==== THE RECORDS ====

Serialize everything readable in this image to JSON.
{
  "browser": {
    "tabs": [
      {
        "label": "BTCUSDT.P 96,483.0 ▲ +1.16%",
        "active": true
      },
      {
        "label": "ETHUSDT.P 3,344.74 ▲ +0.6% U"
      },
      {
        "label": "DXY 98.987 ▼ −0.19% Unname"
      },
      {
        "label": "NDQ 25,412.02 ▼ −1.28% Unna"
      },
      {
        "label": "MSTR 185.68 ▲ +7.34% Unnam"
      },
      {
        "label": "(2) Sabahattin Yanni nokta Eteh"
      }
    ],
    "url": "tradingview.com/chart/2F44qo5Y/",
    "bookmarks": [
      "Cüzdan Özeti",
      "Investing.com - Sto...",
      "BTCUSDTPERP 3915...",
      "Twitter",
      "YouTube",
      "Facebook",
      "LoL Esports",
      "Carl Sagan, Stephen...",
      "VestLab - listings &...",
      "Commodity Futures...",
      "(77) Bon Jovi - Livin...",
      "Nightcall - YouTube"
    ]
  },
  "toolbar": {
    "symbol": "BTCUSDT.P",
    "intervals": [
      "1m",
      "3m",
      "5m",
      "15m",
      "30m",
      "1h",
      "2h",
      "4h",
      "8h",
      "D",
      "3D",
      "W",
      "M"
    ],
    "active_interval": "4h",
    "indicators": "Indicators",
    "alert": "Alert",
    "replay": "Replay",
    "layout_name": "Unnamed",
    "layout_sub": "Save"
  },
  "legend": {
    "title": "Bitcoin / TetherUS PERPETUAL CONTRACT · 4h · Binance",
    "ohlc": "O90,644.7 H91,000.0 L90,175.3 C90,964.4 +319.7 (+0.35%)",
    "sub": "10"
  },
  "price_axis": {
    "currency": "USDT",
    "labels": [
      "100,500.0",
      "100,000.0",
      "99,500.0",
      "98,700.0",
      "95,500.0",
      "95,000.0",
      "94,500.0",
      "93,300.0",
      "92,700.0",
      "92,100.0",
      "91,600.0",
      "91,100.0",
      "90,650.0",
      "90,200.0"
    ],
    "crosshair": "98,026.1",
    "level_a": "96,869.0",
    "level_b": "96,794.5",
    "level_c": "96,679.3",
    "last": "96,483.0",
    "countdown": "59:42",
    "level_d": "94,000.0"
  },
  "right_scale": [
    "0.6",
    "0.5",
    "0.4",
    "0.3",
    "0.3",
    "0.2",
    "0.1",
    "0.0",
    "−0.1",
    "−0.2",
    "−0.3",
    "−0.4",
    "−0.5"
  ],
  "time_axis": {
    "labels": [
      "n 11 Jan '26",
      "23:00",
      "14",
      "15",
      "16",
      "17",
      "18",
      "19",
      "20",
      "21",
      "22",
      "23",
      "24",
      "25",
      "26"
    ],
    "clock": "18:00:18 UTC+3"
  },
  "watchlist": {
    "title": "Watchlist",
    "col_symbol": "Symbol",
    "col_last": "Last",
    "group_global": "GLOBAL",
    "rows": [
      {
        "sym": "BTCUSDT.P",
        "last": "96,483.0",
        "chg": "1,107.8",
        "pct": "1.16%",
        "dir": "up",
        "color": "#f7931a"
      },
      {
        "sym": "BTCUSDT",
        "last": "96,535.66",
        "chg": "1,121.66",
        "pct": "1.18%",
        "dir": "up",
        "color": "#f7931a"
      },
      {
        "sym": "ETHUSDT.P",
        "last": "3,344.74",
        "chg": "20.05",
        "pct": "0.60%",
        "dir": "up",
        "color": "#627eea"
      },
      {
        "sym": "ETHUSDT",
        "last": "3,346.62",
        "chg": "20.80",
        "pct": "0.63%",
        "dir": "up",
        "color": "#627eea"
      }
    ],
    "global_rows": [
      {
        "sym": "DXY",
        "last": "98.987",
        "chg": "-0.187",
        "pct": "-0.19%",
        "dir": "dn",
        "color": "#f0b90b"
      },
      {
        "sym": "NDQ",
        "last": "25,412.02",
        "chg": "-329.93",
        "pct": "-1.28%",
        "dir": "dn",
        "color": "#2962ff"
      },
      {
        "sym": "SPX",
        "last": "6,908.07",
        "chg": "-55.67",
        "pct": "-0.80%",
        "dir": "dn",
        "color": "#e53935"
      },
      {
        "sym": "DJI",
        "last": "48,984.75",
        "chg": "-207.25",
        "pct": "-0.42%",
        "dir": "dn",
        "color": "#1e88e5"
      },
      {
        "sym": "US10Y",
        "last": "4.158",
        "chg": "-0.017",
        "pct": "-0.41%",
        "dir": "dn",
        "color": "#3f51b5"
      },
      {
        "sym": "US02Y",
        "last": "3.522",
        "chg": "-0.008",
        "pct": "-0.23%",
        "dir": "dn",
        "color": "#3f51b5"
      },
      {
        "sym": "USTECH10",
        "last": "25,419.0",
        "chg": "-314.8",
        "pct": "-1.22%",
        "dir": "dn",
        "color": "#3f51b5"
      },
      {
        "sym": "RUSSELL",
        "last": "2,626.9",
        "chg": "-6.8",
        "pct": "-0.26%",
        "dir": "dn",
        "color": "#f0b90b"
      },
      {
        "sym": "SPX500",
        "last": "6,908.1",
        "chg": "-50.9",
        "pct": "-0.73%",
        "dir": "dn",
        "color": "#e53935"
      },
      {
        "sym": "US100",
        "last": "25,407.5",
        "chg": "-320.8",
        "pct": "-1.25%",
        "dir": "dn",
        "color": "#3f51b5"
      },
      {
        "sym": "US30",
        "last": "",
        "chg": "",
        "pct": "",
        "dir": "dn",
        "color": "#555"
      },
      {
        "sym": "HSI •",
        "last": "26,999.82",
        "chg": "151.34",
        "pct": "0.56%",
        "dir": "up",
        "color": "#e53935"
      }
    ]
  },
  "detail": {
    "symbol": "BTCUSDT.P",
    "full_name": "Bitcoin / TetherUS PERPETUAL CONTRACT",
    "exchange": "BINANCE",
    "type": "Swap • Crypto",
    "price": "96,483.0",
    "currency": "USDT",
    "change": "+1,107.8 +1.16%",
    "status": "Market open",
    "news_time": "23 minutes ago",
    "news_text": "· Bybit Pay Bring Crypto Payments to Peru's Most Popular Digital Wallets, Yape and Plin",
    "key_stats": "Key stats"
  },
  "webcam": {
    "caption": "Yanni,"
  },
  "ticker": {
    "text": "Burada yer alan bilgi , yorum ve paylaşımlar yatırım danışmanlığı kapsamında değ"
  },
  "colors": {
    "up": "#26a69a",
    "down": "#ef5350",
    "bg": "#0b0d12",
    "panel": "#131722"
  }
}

====

TASK BRIEF: Please restate the data word for word, every record included.

FINISHED TASK:
Serialize everything readable in this image to JSON.
{
  "browser": {
    "tabs": [
      {
        "label": "BTCUSDT.P 96,483.0 ▲ +1.16%",
        "active": true
      },
      {
        "label": "ETHUSDT.P 3,344.74 ▲ +0.6% U"
      },
      {
        "label": "DXY 98.987 ▼ −0.19% Unname"
      },
      {
        "label": "NDQ 25,412.02 ▼ −1.28% Unna"
      },
      {
        "label": "MSTR 185.68 ▲ +7.34% Unnam"
      },
      {
        "label": "(2) Sabahattin Yanni nokta Eteh"
      }
    ],
    "url": "tradingview.com/chart/2F44qo5Y/",
    "bookmarks": [
      "Cüzdan Özeti",
      "Investing.com - Sto...",
      "BTCUSDTPERP 3915...",
      "Twitter",
      "YouTube",
      "Facebook",
      "LoL Esports",
      "Carl Sagan, Stephen...",
      "VestLab - listings &...",
      "Commodity Futures...",
      "(77) Bon Jovi - Livin...",
      "Nightcall - YouTube"
    ]
  },
  "toolbar": {
    "symbol": "BTCUSDT.P",
    "intervals": [
      "1m",
      "3m",
      "5m",
      "15m",
      "30m",
      "1h",
      "2h",
      "4h",
      "8h",
      "D",
      "3D",
      "W",
      "M"
    ],
    "active_interval": "4h",
    "indicators": "Indicators",
    "alert": "Alert",
    "replay": "Replay",
    "layout_name": "Unnamed",
    "layout_sub": "Save"
  },
  "legend": {
    "title": "Bitcoin / TetherUS PERPETUAL CONTRACT · 4h · Binance",
    "ohlc": "O90,644.7 H91,000.0 L90,175.3 C90,964.4 +319.7 (+0.35%)",
    "sub": "10"
  },
  "price_axis": {
    "currency": "USDT",
    "labels": [
      "100,500.0",
      "100,000.0",
      "99,500.0",
      "98,700.0",
      "95,500.0",
      "95,000.0",
      "94,500.0",
      "93,300.0",
      "92,700.0",
      "92,100.0",
      "91,600.0",
      "91,100.0",
      "90,650.0",
      "90,200.0"
    ],
    "crosshair": "98,026.1",
    "level_a": "96,869.0",
    "level_b": "96,794.5",
    "level_c": "96,679.3",
    "last": "96,483.0",
    "countdown": "59:42",
    "level_d": "94,000.0"
  },
  "right_scale": [
    "0.6",
    "0.5",
    "0.4",
    "0.3",
    "0.3",
    "0.2",
    "0.1",
    "0.0",
    "−0.1",
    "−0.2",
    "−0.3",
    "−0.4",
    "−0.5"
  ],
  "time_axis": {
    "labels": [
      "n 11 Jan '26",
      "23:00",
      "14",
      "15",
      "16",
      "17",
      "18",
      "19",
      "20",
      "21",
      "22",
      "23",
      "24",
      "25",
      "26"
    ],
    "clock": "18:00:18 UTC+3"
  },
  "watchlist": {
    "title": "Watchlist",
    "col_symbol": "Symbol",
    "col_last": "Last",
    "group_global": "GLOBAL",
    "rows": [
      {
        "sym": "BTCUSDT.P",
        "last": "96,483.0",
        "chg": "1,107.8",
        "pct": "1.16%",
        "dir": "up",
        "color": "#f7931a"
      },
      {
        "sym": "BTCUSDT",
        "last": "96,535.66",
        "chg": "1,121.66",
        "pct": "1.18%",
        "dir": "up",
        "color": "#f7931a"
      },
      {
        "sym": "ETHUSDT.P",
        "last": "3,344.74",
        "chg": "20.05",
        "pct": "0.60%",
        "dir": "up",
        "color": "#627eea"
      },
      {
        "sym": "ETHUSDT",
        "last": "3,346.62",
        "chg": "20.80",
        "pct": "0.63%",
        "dir": "up",
        "color": "#627eea"
      }
    ],
    "global_rows": [
      {
        "sym": "DXY",
        "last": "98.987",
        "chg": "-0.187",
        "pct": "-0.19%",
        "dir": "dn",
        "color": "#f0b90b"
      },
      {
        "sym": "NDQ",
        "last": "25,412.02",
        "chg": "-329.93",
        "pct": "-1.28%",
        "dir": "dn",
        "color": "#2962ff"
      },
      {
        "sym": "SPX",
        "last": "6,908.07",
        "chg": "-55.67",
        "pct": "-0.80%",
        "dir": "dn",
        "color": "#e53935"
      },
      {
        "sym": "DJI",
        "last": "48,984.75",
        "chg": "-207.25",
        "pct": "-0.42%",
        "dir": "dn",
        "color": "#1e88e5"
      },
      {
        "sym": "US10Y",
        "last": "4.158",
        "chg": "-0.017",
        "pct": "-0.41%",
        "dir": "dn",
        "color": "#3f51b5"
      },
      {
        "sym": "US02Y",
        "last": "3.522",
        "chg": "-0.008",
        "pct": "-0.23%",
        "dir": "dn",
        "color": "#3f51b5"
      },
      {
        "sym": "USTECH10",
        "last": "25,419.0",
        "chg": "-314.8",
        "pct": "-1.22%",
        "dir": "dn",
        "color": "#3f51b5"
      },
      {
        "sym": "RUSSELL",
        "last": "2,626.9",
        "chg": "-6.8",
        "pct": "-0.26%",
        "dir": "dn",
        "color": "#f0b90b"
      },
      {
        "sym": "SPX500",
        "last": "6,908.1",
        "chg": "-50.9",
        "pct": "-0.73%",
        "dir": "dn",
        "color": "#e53935"
      },
      {
        "sym": "US100",
        "last": "25,407.5",
        "chg": "-320.8",
        "pct": "-1.25%",
        "dir": "dn",
        "color": "#3f51b5"
      },
      {
        "sym": "US30",
        "last": "",
        "chg": "",
        "pct": "",
        "dir": "dn",
        "color": "#555"
      },
      {
        "sym": "HSI •",
        "last": "26,999.82",
        "chg": "151.34",
        "pct": "0.56%",
        "dir": "up",
        "color": "#e53935"
      }
    ]
  },
  "detail": {
    "symbol": "BTCUSDT.P",
    "full_name": "Bitcoin / TetherUS PERPETUAL CONTRACT",
    "exchange": "BINANCE",
    "type": "Swap • Crypto",
    "price": "96,483.0",
    "currency": "USDT",
    "change": "+1,107.8 +1.16%",
    "status": "Market open",
    "news_time": "23 minutes ago",
    "news_text": "· Bybit Pay Bring Crypto Payments to Peru's Most Popular Digital Wallets, Yape and Plin",
    "key_stats": "Key stats"
  },
  "webcam": {
    "caption": "Yanni,"
  },
  "ticker": {
    "text": "Burada yer alan bilgi , yorum ve paylaşımlar yatırım danışmanlığı kapsamında değ"
  },
  "colors": {
    "up": "#26a69a",
    "down": "#ef5350",
    "bg": "#0b0d12",
    "panel": "#131722"
  }
}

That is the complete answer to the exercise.